THE DATA:
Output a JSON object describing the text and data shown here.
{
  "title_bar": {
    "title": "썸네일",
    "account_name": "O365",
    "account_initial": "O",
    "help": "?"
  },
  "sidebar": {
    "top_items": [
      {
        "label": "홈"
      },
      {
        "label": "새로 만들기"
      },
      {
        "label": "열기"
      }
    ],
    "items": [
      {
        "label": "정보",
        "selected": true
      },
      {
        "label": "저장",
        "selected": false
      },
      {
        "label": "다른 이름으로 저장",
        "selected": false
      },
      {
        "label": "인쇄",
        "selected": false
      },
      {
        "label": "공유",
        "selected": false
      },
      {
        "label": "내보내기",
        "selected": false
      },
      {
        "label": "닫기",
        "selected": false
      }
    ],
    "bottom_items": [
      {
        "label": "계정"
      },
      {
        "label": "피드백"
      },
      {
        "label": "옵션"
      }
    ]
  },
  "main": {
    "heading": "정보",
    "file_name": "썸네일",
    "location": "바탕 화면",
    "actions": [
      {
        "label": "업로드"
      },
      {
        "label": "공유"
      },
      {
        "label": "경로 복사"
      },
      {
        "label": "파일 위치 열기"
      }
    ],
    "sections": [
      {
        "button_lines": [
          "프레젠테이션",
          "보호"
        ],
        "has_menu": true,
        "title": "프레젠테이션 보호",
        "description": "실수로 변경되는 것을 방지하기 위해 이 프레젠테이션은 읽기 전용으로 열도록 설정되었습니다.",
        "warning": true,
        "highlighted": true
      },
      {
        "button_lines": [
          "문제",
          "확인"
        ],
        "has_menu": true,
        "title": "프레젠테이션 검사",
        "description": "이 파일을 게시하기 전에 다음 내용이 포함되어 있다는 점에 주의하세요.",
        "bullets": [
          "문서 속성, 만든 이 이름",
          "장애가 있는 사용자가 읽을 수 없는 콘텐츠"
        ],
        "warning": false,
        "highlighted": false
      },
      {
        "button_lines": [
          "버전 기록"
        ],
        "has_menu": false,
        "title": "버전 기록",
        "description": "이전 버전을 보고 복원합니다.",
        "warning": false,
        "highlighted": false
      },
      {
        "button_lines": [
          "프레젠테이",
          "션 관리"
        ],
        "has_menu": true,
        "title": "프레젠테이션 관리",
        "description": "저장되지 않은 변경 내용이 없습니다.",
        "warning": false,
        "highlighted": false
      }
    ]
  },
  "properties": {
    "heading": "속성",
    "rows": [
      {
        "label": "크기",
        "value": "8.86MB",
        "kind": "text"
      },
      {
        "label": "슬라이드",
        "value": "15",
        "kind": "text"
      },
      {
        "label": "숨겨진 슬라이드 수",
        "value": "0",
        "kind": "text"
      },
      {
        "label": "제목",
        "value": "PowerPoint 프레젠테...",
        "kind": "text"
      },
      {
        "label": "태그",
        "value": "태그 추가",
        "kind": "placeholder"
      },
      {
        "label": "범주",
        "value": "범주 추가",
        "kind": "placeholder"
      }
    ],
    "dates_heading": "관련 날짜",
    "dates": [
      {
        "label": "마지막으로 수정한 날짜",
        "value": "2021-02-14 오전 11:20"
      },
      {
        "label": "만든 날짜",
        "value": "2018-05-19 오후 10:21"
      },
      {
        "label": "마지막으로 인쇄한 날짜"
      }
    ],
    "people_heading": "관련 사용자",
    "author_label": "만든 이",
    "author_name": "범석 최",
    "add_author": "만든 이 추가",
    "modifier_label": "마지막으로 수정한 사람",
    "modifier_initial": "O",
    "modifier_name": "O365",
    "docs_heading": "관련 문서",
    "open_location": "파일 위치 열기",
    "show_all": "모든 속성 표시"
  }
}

STATED TASK:
Exactly reproduce the material above.

CORRECT OUTPUT:
Output a JSON object describing the text and data shown here.
{
  "title_bar": {
    "title": "썸네일",
    "account_name": "O365",
    "account_initial": "O",
    "help": "?"
  },
  "sidebar": {
    "top_items": [
      {
        "label": "홈"
      },
      {
        "label": "새로 만들기"
      },
      {
        "label": "열기"
      }
    ],
    "items": [
      {
        "label": "정보",
        "selected": true
      },
      {
        "label": "저장",
        "selected": false
      },
      {
        "label": "다른 이름으로 저장",
        "selected": false
      },
      {
        "label": "인쇄",
        "selected": false
      },
      {
        "label": "공유",
        "selected": false
      },
      {
        "label": "내보내기",
        "selected": false
      },
      {
        "label": "닫기",
        "selected": false
      }
    ],
    "bottom_items": [
      {
        "label": "계정"
      },
      {
        "label": "피드백"
      },
      {
        "label": "옵션"
      }
    ]
  },
  "main": {
    "heading": "정보",
    "file_name": "썸네일",
    "location": "바탕 화면",
    "actions": [
      {
        "label": "업로드"
      },
      {
        "label": "공유"
      },
      {
        "label": "경로 복사"
      },
      {
        "label": "파일 위치 열기"
      }
    ],
    "sections": [
      {
        "button_lines": [
          "프레젠테이션",
          "보호"
        ],
        "has_menu": true,
        "title": "프레젠테이션 보호",
        "description": "실수로 변경되는 것을 방지하기 위해 이 프레젠테이션은 읽기 전용으로 열도록 설정되었습니다.",
        "warning": true,
        "highlighted": true
      },
      {
        "button_lines": [
          "문제",
          "확인"
        ],
        "has_menu": true,
        "title": "프레젠테이션 검사",
        "description": "이 파일을 게시하기 전에 다음 내용이 포함되어 있다는 점에 주의하세요.",
        "bullets": [
          "문서 속성, 만든 이 이름",
          "장애가 있는 사용자가 읽을 수 없는 콘텐츠"
        ],
        "warning": false,
        "highlighted": false
      },
      {
        "button_lines": [
          "버전 기록"
        ],
        "has_menu": false,
        "title": "버전 기록",
        "description": "이전 버전을 보고 복원합니다.",
        "warning": false,
        "highlighted": false
      },
      {
        "button_lines": [
          "프레젠테이",
          "션 관리"
        ],
        "has_menu": true,
        "title": "프레젠테이션 관리",
        "description": "저장되지 않은 변경 내용이 없습니다.",
        "warning": false,
        "highlighted": false
      }
    ]
  },
  "properties": {
    "heading": "속성",
    "rows": [
      {
        "label": "크기",
        "value": "8.86MB",
        "kind": "text"
      },
      {
        "label": "슬라이드",
        "value": "15",
        "kind": "text"
      },
      {
        "label": "숨겨진 슬라이드 수",
        "value": "0",
        "kind": "text"
      },
      {
        "label": "제목",
        "value": "PowerPoint 프레젠테...",
        "kind": "text"
      },
      {
        "label": "태그",
        "value": "태그 추가",
        "kind": "placeholder"
      },
      {
        "label": "범주",
        "value": "범주 추가",
        "kind": "placeholder"
      }
    ],
    "dates_heading": "관련 날짜",
    "dates": [
      {
        "label": "마지막으로 수정한 날짜",
        "value": "2021-02-14 오전 11:20"
      },
      {
        "label": "만든 날짜",
        "value": "2018-05-19 오후 10:21"
      },
      {
        "label": "마지막으로 인쇄한 날짜"
      }
    ],
    "people_heading": "관련 사용자",
    "author_label": "만든 이",
    "author_name": "범석 최",
    "add_author": "만든 이 추가",
    "modifier_label": "마지막으로 수정한 사람",
    "modifier_initial": "O",
    "modifier_name": "O365",
    "docs_heading": "관련 문서",
    "open_location": "파일 위치 열기",
    "show_all": "모든 속성 표시"
  }
}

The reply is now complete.